Texte fourni =
--------------------------------------------------

Inciter à apprendre en permanence
Les projets de développement sont précédés d’une intense recherche documentaire, et de réunions de préparation en vue d’en examiner toutes les facettes. Au cours du déroulement des projets, les réunions de débriefing et les interventions d’experts sont chose courante. Enfin ces projets donnent lieu à des retours d’expérience et à de nombreuses communications en vue de les faire connaître et d’inciter d’autres initiatives à s’en inspirer.
Bien que les projets menés par les entreprises soient plus répétitifs, ces techniques d’apprentissage de terrain peuvent se révéler utiles et inspirantes.
Adopter une typologie très diverse de contenus de savoir
Lorsqu’on s’intéresse à la production documentaire des initiatives de type développement durable, on est frappé par son abondance et sa diversité : rapports annuels, livres, modules e-Learning, rapports d’activité par initiative / projet, notes de politique générale, rapports d’études, outils et guides pour les intervenants, rapports d’évaluation, publications scientifiques…Chaque type de document a un objet précis et une audience ciblée afin d’en faciliter la recherche et la réutilisation ultérieure.
Dans les entreprises, on mise beaucoup plus sur la circulation des connaissances tacites par le biais des rencontres et du dialogue au quotidien. C’est sans doute la meilleure approche dès lors qu’on y recrute des jeunes qui font carrière au sein de l’entreprise. Mais si la tendance actuelle de mobilité accrue des collaborateurs se confirme, alors la nécessité d’expliciter sous différentes formes les connaissances acquises se fera sentir.
Introduire des métriques d’apprentissage
Les entreprises sont pilotées via des indicateurs de performance de ses activités, et au bout du compte par des indicateurs financiers de revenus et de coûts, ce qui concentre son attention sur ce qui va se passer entre demain matin et un horizon de 5 ans. Pour un projet de développement, un tel horizon est trop court, et il faut donc trouver des métriques de progrès ayant un horizon plus lointain. Une des métriques fréquemment utilisées porte précisément sur l’apprentissage : est-ce que les participants acquièrent des connaissances et les traduisent en modes d’organisation et en actions ? De telles métriques existent, comme le Learning Maturity Model.

--------------------------------------------------

Lignes fournies =
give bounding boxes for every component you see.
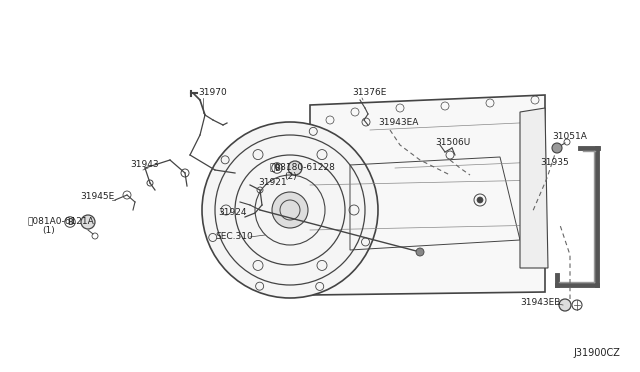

--------------------------------------------------

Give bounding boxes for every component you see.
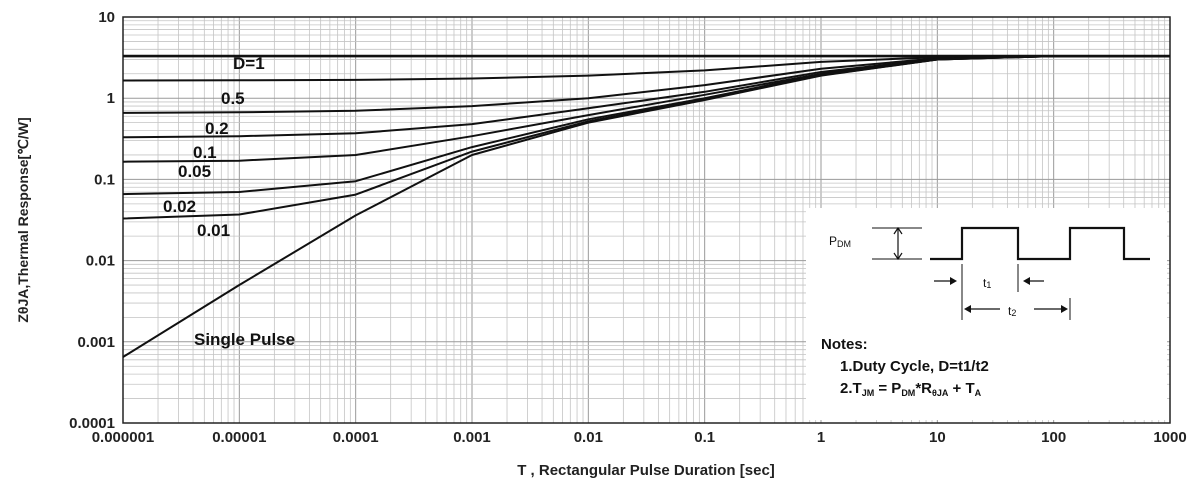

--------------------------------------------------

Travail demandé =
1 - Reproduisez le passage du texte sur l'apprentissage qui commence aux mots « Dans les entreprises, on » et s'arrête après les mots « se fera sentir. ».
2 - Dans le texte sur l'apprentissage, quel modèle est donné comme exemple de métrique d'apprentissage ?
3 - Prolongez le texte sur l'apprentissage à partir de sa dernière phrase.
Les lignes ci-dessus proviennent d'une autre source.

Résultats attendus =
1 -
Dans les entreprises, on mise beaucoup plus sur la circulation des connaissances tacites par le biais des rencontres et du dialogue au quotidien. C’est sans doute la meilleure approche dès lors qu’on y recrute des jeunes qui font carrière au sein de l’entreprise. Mais si la tendance actuelle de mobilité accrue des collaborateurs se confirme, alors la nécessité d’expliciter sous différentes formes les connaissances acquises se fera sentir.

2 - Le Learning Maturity Model.

3 -
Ce qui peut inspirer les porteurs d’initiatives de développement durables et protectrices de l’environnement
Comme on l’a vu plus haut, les entreprises ont l’avantage de disposer d’une structure d’organisation pyramidale à partir d’un comité de direction restreint. Elles ont aussi l’avantage d’être souvent plus riches, et plus disposées à investir dans des outils numériques. Pour les activités de KM, cela se traduit par la mise en place d’une diversité d’outils numériques avec une gouvernance centrale qui permet d’urbaniser le système de KM, de limiter son entropie et de maintenir sa cohérence.
Ainsi, les systèmes de KM des entreprises sont humainement moins sophistiqués que ceux des organisations de développement, mais techniquement plus élaborés et plus intégrés. Il est en général beaucoup plus facile de trouver les informations et les connaissances dont on a besoin pour effectuer une tâche lorsqu’on est dans une entreprise que lorsqu’on est l’un des acteurs d’un projet de développement.
Parmi les bonnes pratiques d’entreprise qui pourraient inspirer les acteurs du développement, on peut citer par exemple :
Alléger les modes d’engagement
- Elaborer des modes intermédiaires d’engagement moins chronophages que la participation active à des projets,
- Récompenser l’engagement par un statut particulier dans les communautés
Structurer les bases de connaissance
- Adopter des politiques éditoriales claires avec un responsable pour chaque base de connaissances, avec un modèle de données (ontologie) standardisé
- Disposer d’un vrai annuaire des membres et parties prenantes, avec des droits d’accès évolutifs en fonction du niveau d’engagement.
- Créer une base de données temps réel des projets menés à travers l’initiative: livre de bord, blogs, fiches de synthèse pour chaque projet
Intégrer les outils numériques
- Intégrer les outils numériques du KM en un système unique et ainsi éviter la galaxie d’applications indépendantes et mal reliées les unes aux autres
- Mettre en place des applications avancées de recherche sémantiques et d’IA.
En synthèse
Les systèmes de KM des entreprises et des organisations travaillant aux différentes formes d’initiatives de transition écologique sont à bien des égards complémentaires, les premiers étant bâtis sur l’intégration technologique et l’atteinte des objectifs de l’entreprise, et les seconds sur l’intermédiation humaine et l’engagement.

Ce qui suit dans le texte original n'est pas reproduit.